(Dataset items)
- - -

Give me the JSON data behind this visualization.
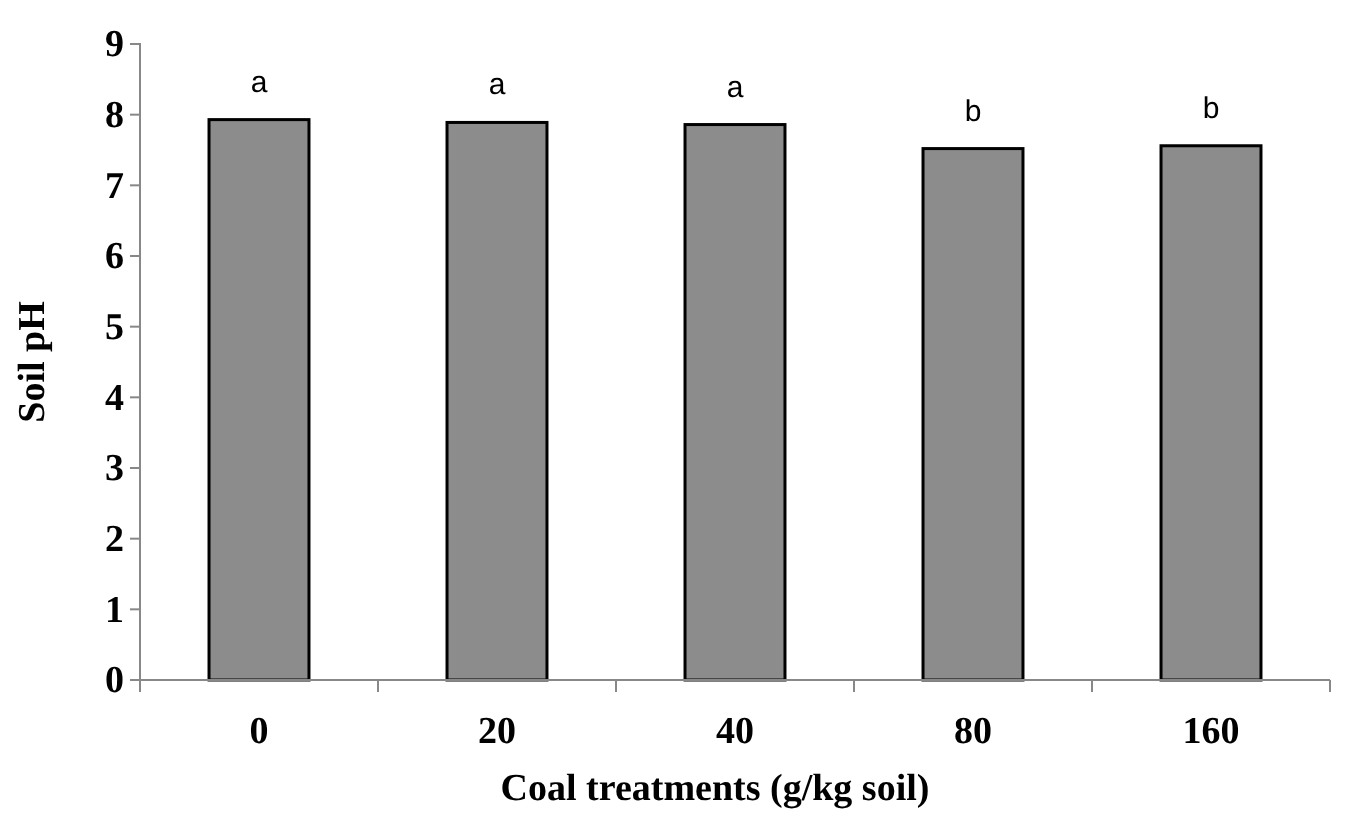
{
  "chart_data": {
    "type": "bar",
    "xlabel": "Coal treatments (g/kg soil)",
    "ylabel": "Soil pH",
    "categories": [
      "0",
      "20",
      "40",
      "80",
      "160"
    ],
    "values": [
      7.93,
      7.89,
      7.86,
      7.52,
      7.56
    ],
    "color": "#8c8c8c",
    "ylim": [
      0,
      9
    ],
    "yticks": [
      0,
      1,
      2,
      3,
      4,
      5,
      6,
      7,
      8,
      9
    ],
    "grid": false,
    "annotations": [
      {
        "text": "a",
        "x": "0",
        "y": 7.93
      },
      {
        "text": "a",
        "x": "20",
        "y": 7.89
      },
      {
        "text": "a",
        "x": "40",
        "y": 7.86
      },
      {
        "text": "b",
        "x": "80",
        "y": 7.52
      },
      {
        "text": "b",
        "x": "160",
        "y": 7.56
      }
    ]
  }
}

- - -

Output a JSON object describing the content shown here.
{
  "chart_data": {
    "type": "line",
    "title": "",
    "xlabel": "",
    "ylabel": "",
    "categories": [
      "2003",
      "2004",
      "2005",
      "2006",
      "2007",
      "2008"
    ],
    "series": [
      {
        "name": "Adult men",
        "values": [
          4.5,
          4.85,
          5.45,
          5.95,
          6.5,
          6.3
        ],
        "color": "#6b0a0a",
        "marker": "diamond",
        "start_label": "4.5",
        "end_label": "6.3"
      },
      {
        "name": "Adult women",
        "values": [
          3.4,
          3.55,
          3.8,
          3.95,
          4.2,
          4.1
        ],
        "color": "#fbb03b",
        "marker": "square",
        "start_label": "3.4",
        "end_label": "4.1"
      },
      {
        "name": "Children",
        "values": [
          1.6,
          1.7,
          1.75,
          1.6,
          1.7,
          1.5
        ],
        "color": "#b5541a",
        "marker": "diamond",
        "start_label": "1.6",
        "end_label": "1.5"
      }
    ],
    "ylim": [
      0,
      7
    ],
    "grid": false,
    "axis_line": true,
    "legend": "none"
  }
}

- - -

EXERCISE AIM: From the data above, copy each line where the string "xlabel" appears.

WRITTEN RESPONSE:
    "xlabel": "Coal treatments (g/kg soil)",
    "xlabel": "",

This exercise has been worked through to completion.